__TASK DIRECTIONS__:
Work through the records below and copy every line that includes "longer".

(DATA begins)

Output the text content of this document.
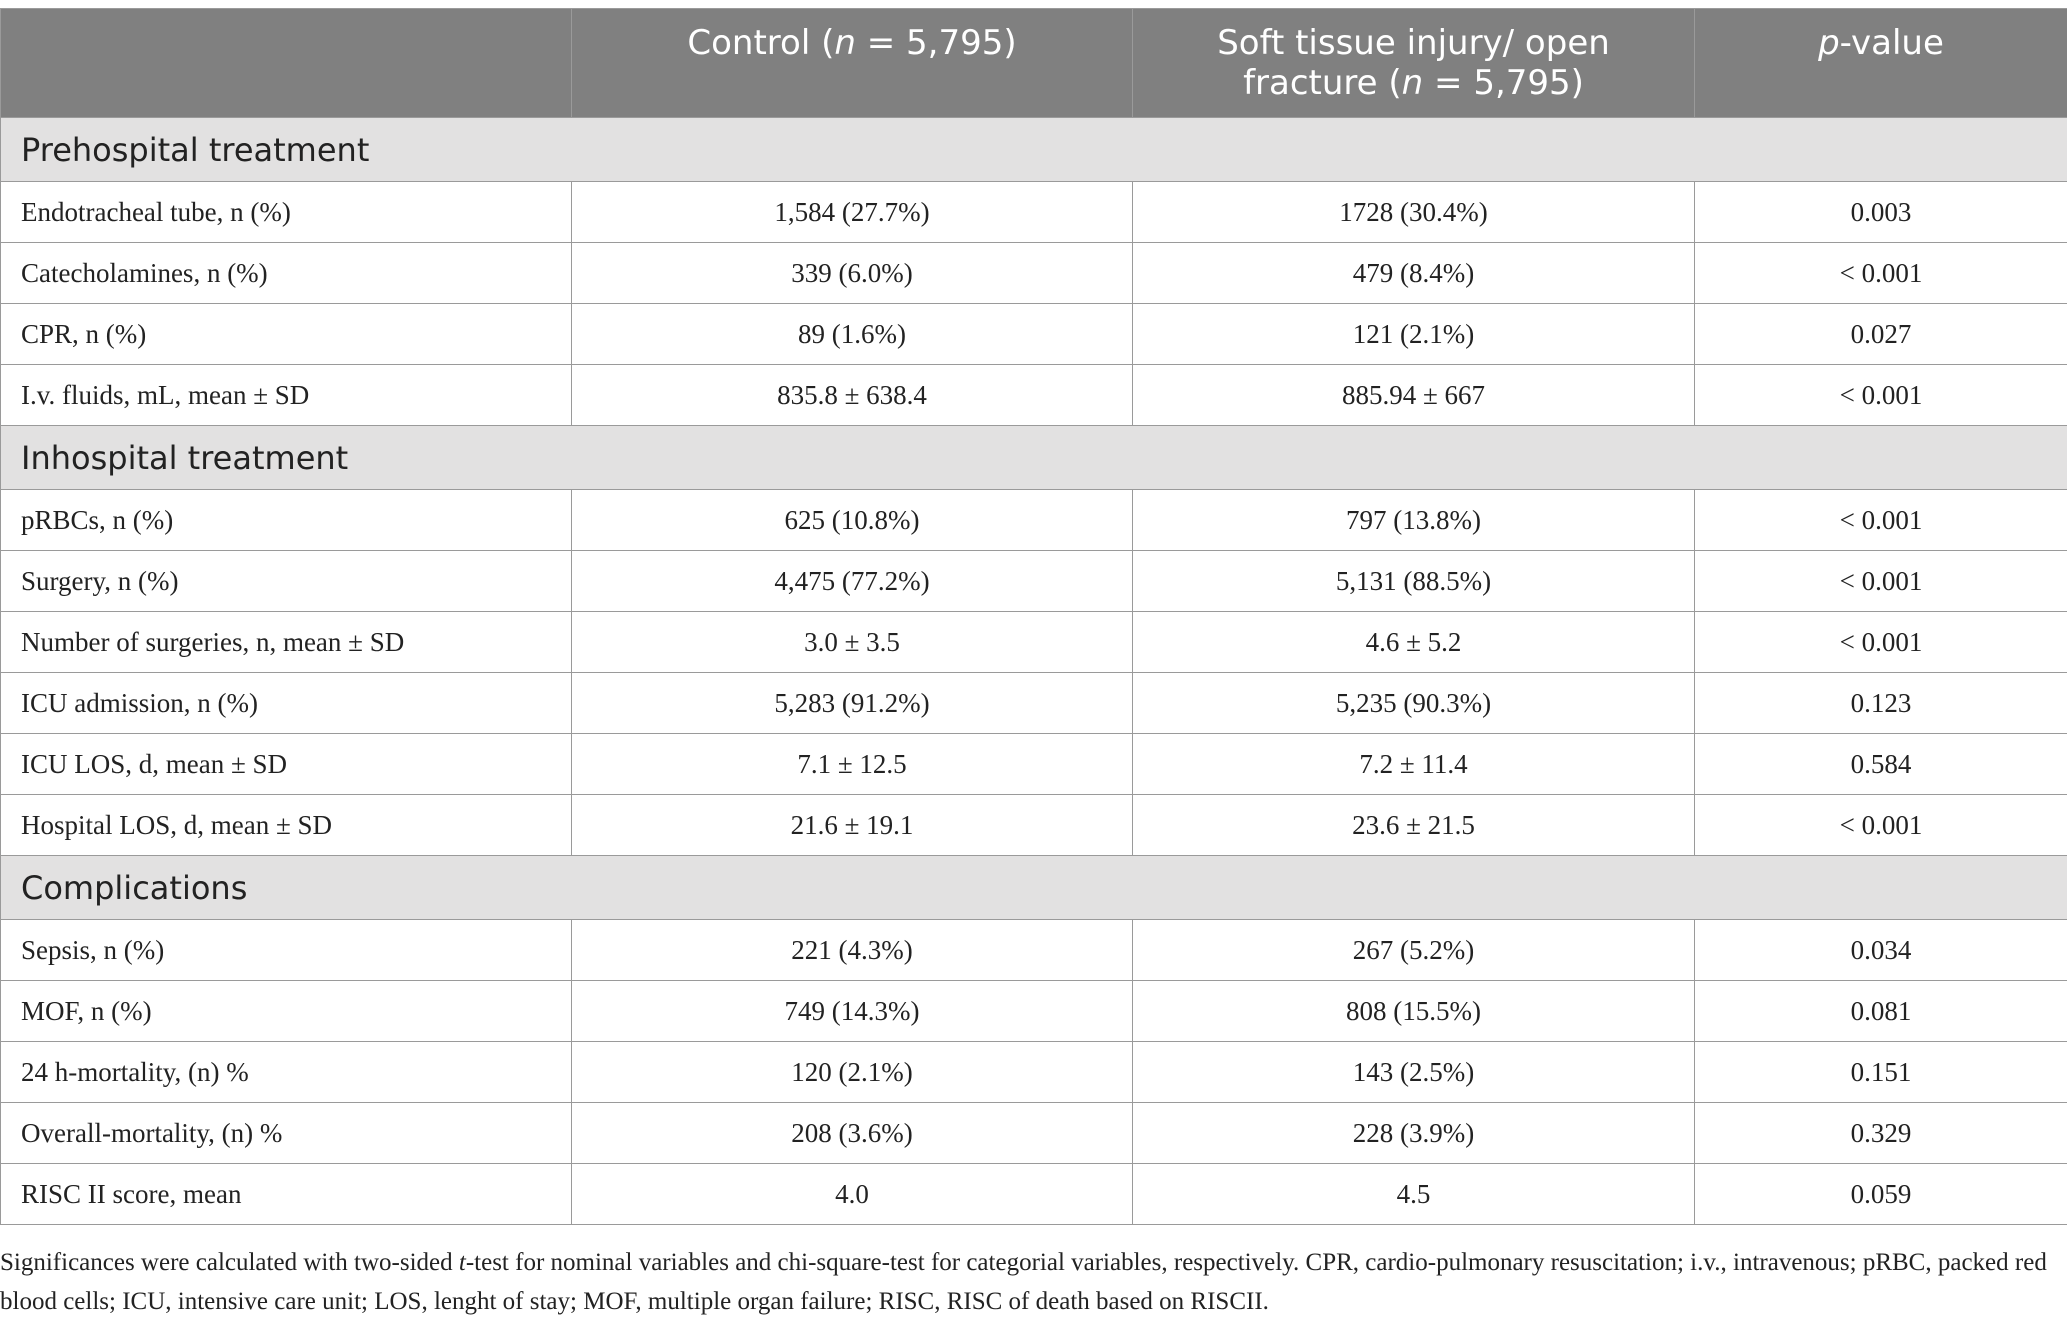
	Control (n = 5,795)	Soft tissue injury/ open fracture (n = 5,795)	p-value
Prehospital treatment			
Endotracheal tube, n (%)	1,584 (27.7%)	1728 (30.4%)	0.003
Catecholamines, n (%)	339 (6.0%)	479 (8.4%)	< 0.001
CPR, n (%)	89 (1.6%)	121 (2.1%)	0.027
I.v. fluids, mL, mean ± SD	835.8 ± 638.4	885.94 ± 667	< 0.001
Inhospital treatment			
pRBCs, n (%)	625 (10.8%)	797 (13.8%)	< 0.001
Surgery, n (%)	4,475 (77.2%)	5,131 (88.5%)	< 0.001
Number of surgeries, n, mean ± SD	3.0 ± 3.5	4.6 ± 5.2	< 0.001
ICU admission, n (%)	5,283 (91.2%)	5,235 (90.3%)	0.123
ICU LOS, d, mean ± SD	7.1 ± 12.5	7.2 ± 11.4	0.584
Hospital LOS, d, mean ± SD	21.6 ± 19.1	23.6 ± 21.5	< 0.001
Complications			
Sepsis, n (%)	221 (4.3%)	267 (5.2%)	0.034
MOF, n (%)	749 (14.3%)	808 (15.5%)	0.081
24 h-mortality, (n) %	120 (2.1%)	143 (2.5%)	0.151
Overall-mortality, (n) %	208 (3.6%)	228 (3.9%)	0.329
RISC II score, mean	4.0	4.5	0.059

Significances were calculated with two-sided t-test for nominal variables and chi-square-test for categorial variables, respectively. CPR, cardio-pulmonary resuscitation; i.v., intravenous; pRBC, packed red blood cells; ICU, intensive care unit; LOS, lenght of stay; MOF, multiple organ failure; RISC, RISC of death based on RISCII.
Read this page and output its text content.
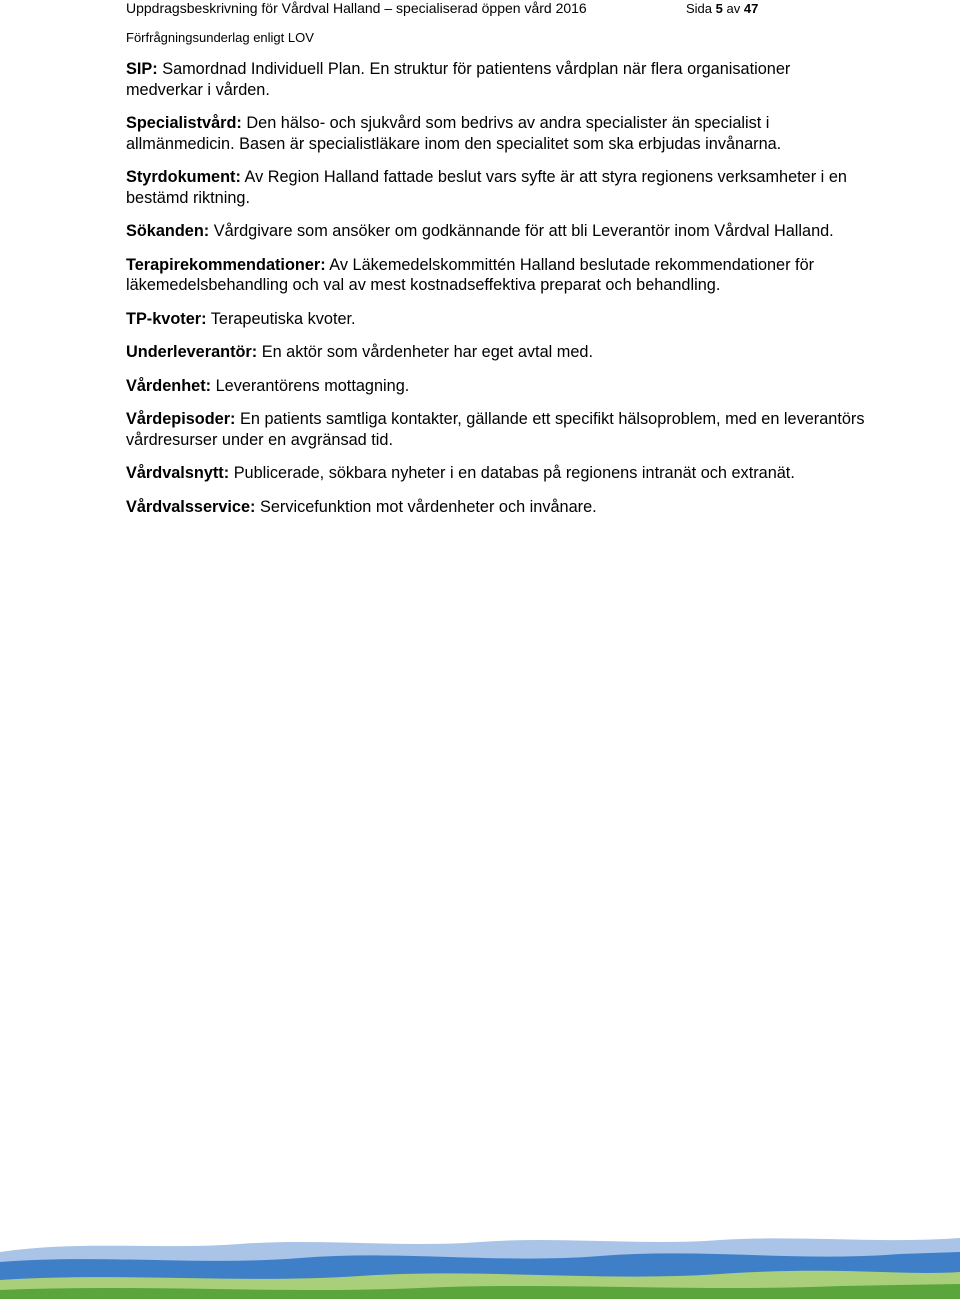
Uppdragsbeskrivning för Vårdval Halland – specialiserad öppen vård 2016	Sida 5 av 47
Förfrågningsunderlag enligt LOV

SIP: Samordnad Individuell Plan. En struktur för patientens vårdplan när flera organisationer medverkar i vården.

Specialistvård: Den hälso- och sjukvård som bedrivs av andra specialister än specialist i allmänmedicin. Basen är specialistläkare inom den specialitet som ska erbjudas invånarna.

Styrdokument: Av Region Halland fattade beslut vars syfte är att styra regionens verksamheter i en bestämd riktning.

Sökanden: Vårdgivare som ansöker om godkännande för att bli Leverantör inom Vårdval Halland.

Terapirekommendationer: Av Läkemedelskommittén Halland beslutade rekommendationer för läkemedelsbehandling och val av mest kostnadseffektiva preparat och behandling.

TP-kvoter: Terapeutiska kvoter.

Underleverantör: En aktör som vårdenheter har eget avtal med.

Vårdenhet: Leverantörens mottagning.

Vårdepisoder: En patients samtliga kontakter, gällande ett specifikt hälsoproblem, med en leverantörs vårdresurser under en avgränsad tid.

Vårdvalsnytt: Publicerade, sökbara nyheter i en databas på regionens intranät och extranät.

Vårdvalsservice: Servicefunktion mot vårdenheter och invånare.
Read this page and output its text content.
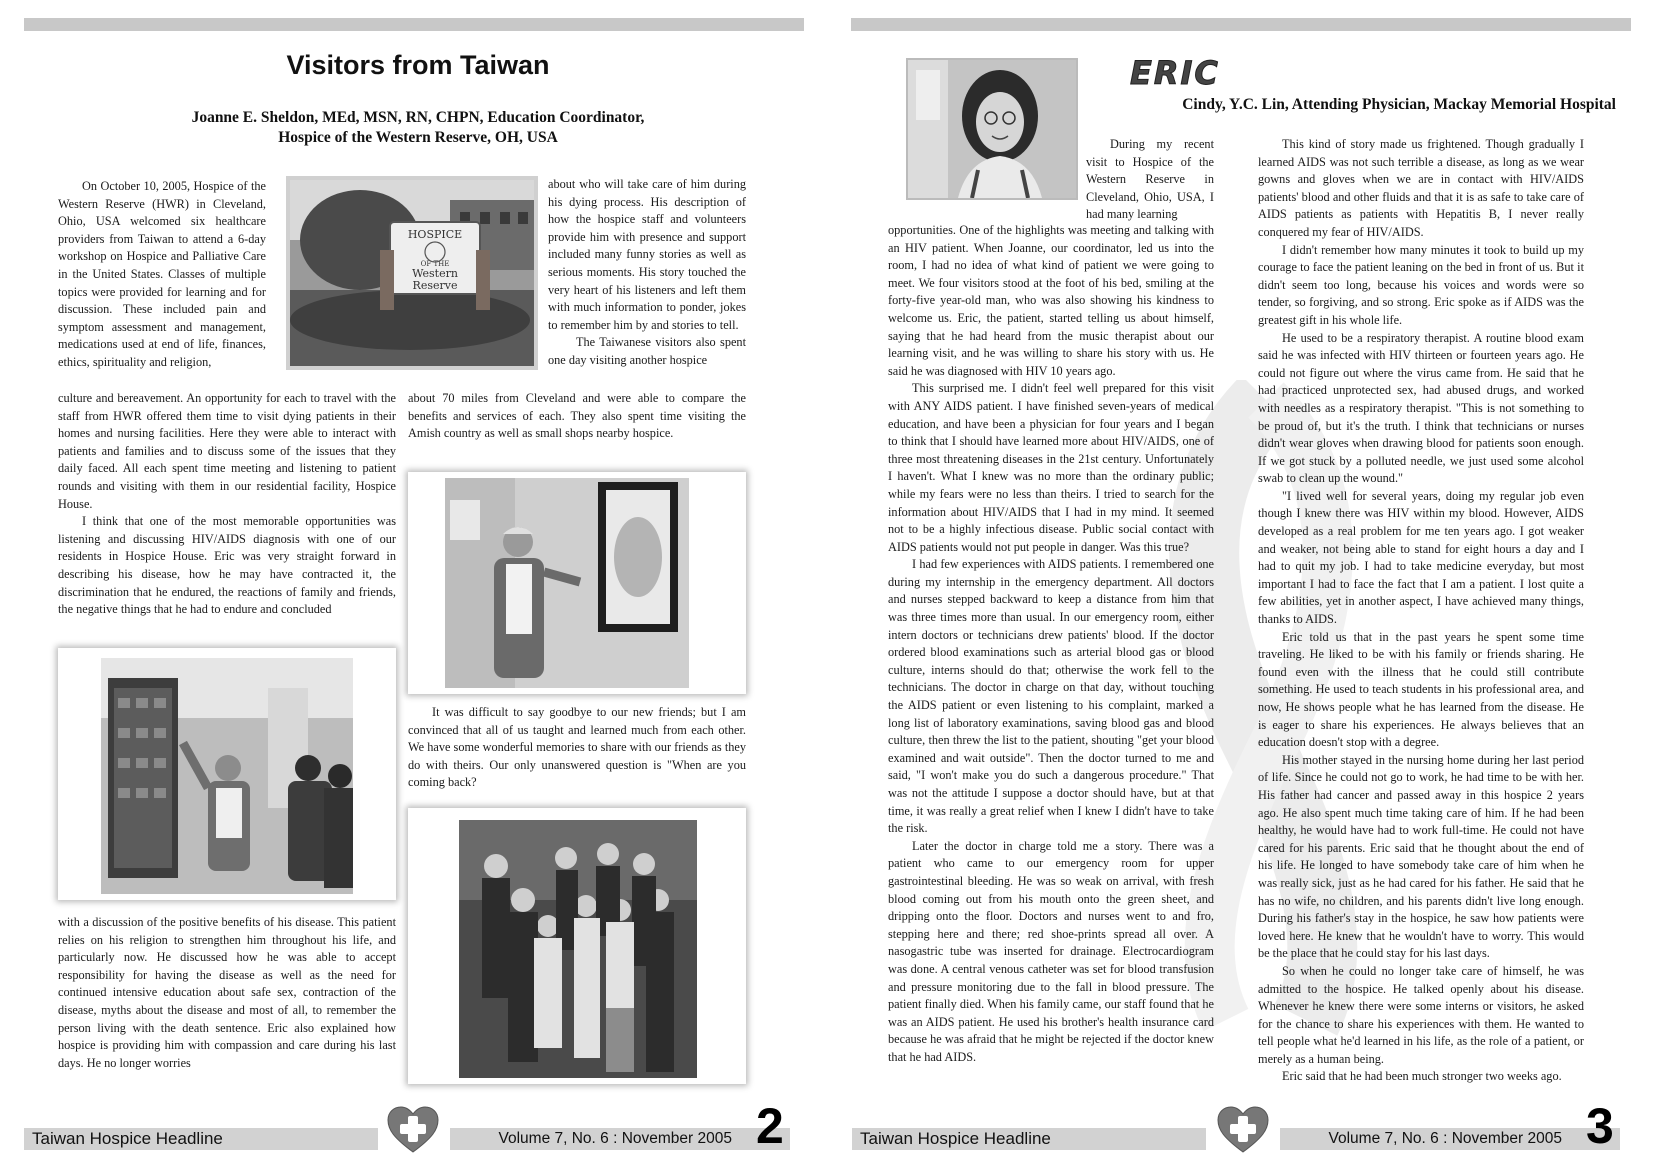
Visitors from Taiwan
Joanne E. Sheldon, MEd, MSN, RN, CHPN, Education Coordinator,
Hospice of the Western Reserve, OH, USA

On October 10, 2005, Hospice of the Western Reserve (HWR) in Cleveland, Ohio, USA welcomed six healthcare providers from Taiwan to attend a 6-day workshop on Hospice and Palliative Care in the United States. Classes of multiple topics were provided for learning and for discussion. These included pain and symptom assessment and management, medications used at end of life, finances, ethics, spirituality and religion,

HOSPICE
OF THE
Western
Reserve

about who will take care of him during his dying process. His description of how the hospice staff and volunteers provide him with presence and support included many funny stories as well as serious moments. His story touched the very heart of his listeners and left them with much information to ponder, jokes to remember him by and stories to tell.

The Taiwanese visitors also spent one day visiting another hospice

culture and bereavement. An opportunity for each to travel with the staff from HWR offered them time to visit dying patients in their homes and nursing facilities. Here they were able to interact with patients and families and to discuss some of the issues that they daily faced. All each spent time meeting and listening to patient rounds and visiting with them in our residential facility, Hospice House.

I think that one of the most memorable opportunities was listening and discussing HIV/AIDS diagnosis with one of our residents in Hospice House. Eric was very straight forward in describing his disease, how he may have contracted it, the discrimination that he endured, the reactions of family and friends, the negative things that he had to endure and concluded

about 70 miles from Cleveland and were able to compare the benefits and services of each. They also spent time visiting the Amish country as well as small shops nearby hospice.

It was difficult to say goodbye to our new friends; but I am convinced that all of us taught and learned much from each other. We have some wonderful memories to share with our friends as they do with theirs. Our only unanswered question is "When are you coming back?

with a discussion of the positive benefits of his disease. This patient relies on his religion to strengthen him throughout his life, and particularly now. He discussed how he was able to accept responsibility for having the disease as well as the need for continued intensive education about safe sex, contraction of the disease, myths about the disease and most of all, to remember the person living with the death sentence. Eric also explained how hospice is providing him with compassion and care during his last days. He no longer worries

Taiwan Hospice Headline	Volume 7, No. 6 : November 2005 2
ERIC
Cindy, Y.C. Lin, Attending Physician, Mackay Memorial Hospital

During my recent visit to Hospice of the Western Reserve in Cleveland, Ohio, USA, I had many learning

opportunities. One of the highlights was meeting and talking with an HIV patient. When Joanne, our coordinator, led us into the room, I had no idea of what kind of patient we were going to meet. We four visitors stood at the foot of his bed, smiling at the forty-five year-old man, who was also showing his kindness to welcome us. Eric, the patient, started telling us about himself, saying that he had heard from the music therapist about our learning visit, and he was willing to share his story with us. He said he was diagnosed with HIV 10 years ago.

This surprised me. I didn't feel well prepared for this visit with ANY AIDS patient. I have finished seven-years of medical education, and have been a physician for four years and I began to think that I should have learned more about HIV/AIDS, one of three most threatening diseases in the 21st century. Unfortunately I haven't. What I knew was no more than the ordinary public; while my fears were no less than theirs. I tried to search for the information about HIV/AIDS that I had in my mind. It seemed not to be a highly infectious disease. Public social contact with AIDS patients would not put people in danger. Was this true?

I had few experiences with AIDS patients. I remembered one during my internship in the emergency department. All doctors and nurses stepped backward to keep a distance from him that was three times more than usual. In our emergency room, either intern doctors or technicians drew patients' blood. If the doctor ordered blood examinations such as arterial blood gas or blood culture, interns should do that; otherwise the work fell to the technicians. The doctor in charge on that day, without touching the AIDS patient or even listening to his complaint, marked a long list of laboratory examinations, saving blood gas and blood culture, then threw the list to the patient, shouting "get your blood examined and wait outside". Then the doctor turned to me and said, "I won't make you do such a dangerous procedure." That was not the attitude I suppose a doctor should have, but at that time, it was really a great relief when I knew I didn't have to take the risk.

Later the doctor in charge told me a story. There was a patient who came to our emergency room for upper gastrointestinal bleeding. He was so weak on arrival, with fresh blood coming out from his mouth onto the green sheet, and dripping onto the floor. Doctors and nurses went to and fro, stepping here and there; red shoe-prints spread all over. A nasogastric tube was inserted for drainage. Electrocardiogram was done. A central venous catheter was set for blood transfusion and pressure monitoring due to the fall in blood pressure. The patient finally died. When his family came, our staff found that he was an AIDS patient. He used his brother's health insurance card because he was afraid that he might be rejected if the doctor knew that he had AIDS.

This kind of story made us frightened. Though gradually I learned AIDS was not such terrible a disease, as long as we wear gowns and gloves when we are in contact with HIV/AIDS patients' blood and other fluids and that it is as safe to take care of AIDS patients as patients with Hepatitis B, I never really conquered my fear of HIV/AIDS.

I didn't remember how many minutes it took to build up my courage to face the patient leaning on the bed in front of us. But it didn't seem too long, because his voices and words were so tender, so forgiving, and so strong. Eric spoke as if AIDS was the greatest gift in his whole life.

He used to be a respiratory therapist. A routine blood exam said he was infected with HIV thirteen or fourteen years ago. He could not figure out where the virus came from. He said that he had practiced unprotected sex, had abused drugs, and worked with needles as a respiratory therapist. "This is not something to be proud of, but it's the truth. I think that technicians or nurses didn't wear gloves when drawing blood for patients soon enough. If we got stuck by a polluted needle, we just used some alcohol swab to clean up the wound."

"I lived well for several years, doing my regular job even though I knew there was HIV within my blood. However, AIDS developed as a real problem for me ten years ago. I got weaker and weaker, not being able to stand for eight hours a day and I had to quit my job. I had to take medicine everyday, but most important I had to face the fact that I am a patient. I lost quite a few abilities, yet in another aspect, I have achieved many things, thanks to AIDS.

Eric told us that in the past years he spent some time traveling. He liked to be with his family or friends sharing. He found even with the illness that he could still contribute something. He used to teach students in his professional area, and now, He shows people what he has learned from the disease. He is eager to share his experiences. He always believes that an education doesn't stop with a degree.

His mother stayed in the nursing home during her last period of life. Since he could not go to work, he had time to be with her. His father had cancer and passed away in this hospice 2 years ago. He also spent much time taking care of him. If he had been healthy, he would have had to work full-time. He could not have cared for his parents. Eric said that he thought about the end of his life. He longed to have somebody take care of him when he was really sick, just as he had cared for his father. He said that he has no wife, no children, and his parents didn't live long enough. During his father's stay in the hospice, he saw how patients were loved here. He knew that he wouldn't have to worry. This would be the place that he could stay for his last days.

So when he could no longer take care of himself, he was admitted to the hospice. He talked openly about his disease. Whenever he knew there were some interns or visitors, he asked for the chance to share his experiences with them. He wanted to tell people what he'd learned in his life, as the role of a patient, or merely as a human being.

Eric said that he had been much stronger two weeks ago.

Taiwan Hospice Headline	Volume 7, No. 6 : November 2005 3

(DATA ends)

__RESPONSE BELOW__:
with a discussion of the positive benefits of his disease. This patient relies on his religion to strengthen him throughout his life, and particularly now. He discussed how he was able to accept responsibility for having the disease as well as the need for continued intensive education about safe sex, contraction of the disease, myths about the disease and most of all, to remember the person living with the death sentence. Eric also explained how hospice is providing him with compassion and care during his last days. He no longer worries
So when he could no longer take care of himself, he was admitted to the hospice. He talked openly about his disease. Whenever he knew there were some interns or visitors, he asked for the chance to share his experiences with them. He wanted to tell people what he'd learned in his life, as the role of a patient, or merely as a human being.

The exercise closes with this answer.